OBJECTIVE: Find every line in the records that holds the string "type". Copy each one.

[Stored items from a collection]
* * * * * * *

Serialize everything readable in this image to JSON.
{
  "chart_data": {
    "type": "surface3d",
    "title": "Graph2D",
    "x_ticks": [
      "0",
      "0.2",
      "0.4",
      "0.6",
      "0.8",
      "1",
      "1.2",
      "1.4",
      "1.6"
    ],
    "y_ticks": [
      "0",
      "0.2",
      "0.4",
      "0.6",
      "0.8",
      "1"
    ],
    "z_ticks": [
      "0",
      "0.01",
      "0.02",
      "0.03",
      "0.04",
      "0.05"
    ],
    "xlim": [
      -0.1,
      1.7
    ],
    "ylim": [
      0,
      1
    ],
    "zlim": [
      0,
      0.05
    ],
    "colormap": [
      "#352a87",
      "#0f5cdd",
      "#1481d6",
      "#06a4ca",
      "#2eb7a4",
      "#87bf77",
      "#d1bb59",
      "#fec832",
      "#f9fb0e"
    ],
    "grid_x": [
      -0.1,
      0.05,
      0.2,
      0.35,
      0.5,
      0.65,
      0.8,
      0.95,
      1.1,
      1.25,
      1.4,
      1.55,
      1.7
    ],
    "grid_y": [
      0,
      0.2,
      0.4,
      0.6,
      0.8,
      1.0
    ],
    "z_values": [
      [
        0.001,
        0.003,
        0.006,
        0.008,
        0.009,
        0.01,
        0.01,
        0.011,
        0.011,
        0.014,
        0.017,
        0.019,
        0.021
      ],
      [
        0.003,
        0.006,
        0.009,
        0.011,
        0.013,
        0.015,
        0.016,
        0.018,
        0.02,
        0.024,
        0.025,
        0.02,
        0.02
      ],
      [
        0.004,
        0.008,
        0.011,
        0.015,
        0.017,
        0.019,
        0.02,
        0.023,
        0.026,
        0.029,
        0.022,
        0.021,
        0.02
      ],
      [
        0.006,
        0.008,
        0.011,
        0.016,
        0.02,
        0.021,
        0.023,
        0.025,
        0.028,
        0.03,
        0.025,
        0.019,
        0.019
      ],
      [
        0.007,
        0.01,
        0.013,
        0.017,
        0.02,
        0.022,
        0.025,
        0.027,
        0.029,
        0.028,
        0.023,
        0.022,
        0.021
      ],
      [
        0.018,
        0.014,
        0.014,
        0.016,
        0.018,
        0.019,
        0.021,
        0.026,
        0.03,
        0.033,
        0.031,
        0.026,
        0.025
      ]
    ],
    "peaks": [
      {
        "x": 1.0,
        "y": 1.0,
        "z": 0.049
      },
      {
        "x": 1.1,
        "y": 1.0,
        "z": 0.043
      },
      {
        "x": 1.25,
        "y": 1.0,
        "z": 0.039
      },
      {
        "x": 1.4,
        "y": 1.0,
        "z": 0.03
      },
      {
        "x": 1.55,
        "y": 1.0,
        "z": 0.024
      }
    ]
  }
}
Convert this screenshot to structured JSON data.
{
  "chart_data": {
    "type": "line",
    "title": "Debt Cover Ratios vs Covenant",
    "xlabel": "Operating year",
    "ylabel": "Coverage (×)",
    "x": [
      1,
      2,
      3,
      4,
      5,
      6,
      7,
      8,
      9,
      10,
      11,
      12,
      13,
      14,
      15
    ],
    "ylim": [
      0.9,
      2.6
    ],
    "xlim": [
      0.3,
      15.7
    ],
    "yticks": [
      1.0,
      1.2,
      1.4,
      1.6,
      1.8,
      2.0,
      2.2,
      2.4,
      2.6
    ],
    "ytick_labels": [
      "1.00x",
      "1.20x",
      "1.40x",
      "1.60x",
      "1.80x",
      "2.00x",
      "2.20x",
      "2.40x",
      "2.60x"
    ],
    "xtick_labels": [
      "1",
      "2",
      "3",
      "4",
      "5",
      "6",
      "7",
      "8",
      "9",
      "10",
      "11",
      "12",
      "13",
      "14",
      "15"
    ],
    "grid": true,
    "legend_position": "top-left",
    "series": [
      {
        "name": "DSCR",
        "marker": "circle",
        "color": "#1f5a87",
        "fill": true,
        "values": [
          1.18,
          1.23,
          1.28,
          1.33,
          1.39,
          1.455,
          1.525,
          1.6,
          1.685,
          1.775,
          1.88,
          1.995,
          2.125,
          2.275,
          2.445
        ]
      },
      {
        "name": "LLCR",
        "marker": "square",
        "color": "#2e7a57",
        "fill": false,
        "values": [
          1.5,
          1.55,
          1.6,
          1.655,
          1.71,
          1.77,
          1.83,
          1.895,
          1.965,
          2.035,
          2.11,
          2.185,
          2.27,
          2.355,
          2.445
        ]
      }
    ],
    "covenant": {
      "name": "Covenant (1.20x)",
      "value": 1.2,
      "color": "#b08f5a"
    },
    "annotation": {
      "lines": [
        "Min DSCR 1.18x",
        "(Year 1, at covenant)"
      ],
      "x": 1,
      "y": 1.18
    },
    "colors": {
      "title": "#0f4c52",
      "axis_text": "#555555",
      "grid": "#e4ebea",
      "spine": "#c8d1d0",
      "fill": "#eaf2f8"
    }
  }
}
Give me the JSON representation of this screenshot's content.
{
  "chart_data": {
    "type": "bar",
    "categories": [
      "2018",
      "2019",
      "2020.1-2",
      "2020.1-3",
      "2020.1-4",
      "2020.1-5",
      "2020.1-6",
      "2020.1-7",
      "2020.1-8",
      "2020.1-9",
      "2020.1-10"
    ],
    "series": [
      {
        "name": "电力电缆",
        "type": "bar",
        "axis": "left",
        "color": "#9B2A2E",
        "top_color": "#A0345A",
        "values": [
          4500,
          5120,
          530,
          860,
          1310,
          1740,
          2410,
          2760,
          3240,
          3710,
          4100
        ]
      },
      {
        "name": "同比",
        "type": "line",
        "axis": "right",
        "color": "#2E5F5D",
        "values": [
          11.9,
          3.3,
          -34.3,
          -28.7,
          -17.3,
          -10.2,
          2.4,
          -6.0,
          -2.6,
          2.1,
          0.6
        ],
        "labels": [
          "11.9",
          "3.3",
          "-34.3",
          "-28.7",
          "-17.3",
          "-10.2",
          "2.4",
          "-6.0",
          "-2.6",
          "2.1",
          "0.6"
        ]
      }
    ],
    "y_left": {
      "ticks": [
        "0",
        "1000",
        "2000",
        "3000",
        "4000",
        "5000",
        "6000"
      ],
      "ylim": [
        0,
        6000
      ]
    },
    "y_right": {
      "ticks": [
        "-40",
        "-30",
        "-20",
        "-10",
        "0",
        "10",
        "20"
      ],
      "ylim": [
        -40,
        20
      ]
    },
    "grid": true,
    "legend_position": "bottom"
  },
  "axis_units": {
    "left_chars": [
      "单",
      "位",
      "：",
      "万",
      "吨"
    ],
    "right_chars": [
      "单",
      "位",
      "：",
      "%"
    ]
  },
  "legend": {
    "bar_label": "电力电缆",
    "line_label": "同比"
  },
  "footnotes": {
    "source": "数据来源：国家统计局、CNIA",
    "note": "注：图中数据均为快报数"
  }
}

* * * * * * *

SOLUTION TO THIS EXERCISE:
    "type": "surface3d",
    "type": "line",
    "type": "bar",
        "type": "bar",
        "type": "line",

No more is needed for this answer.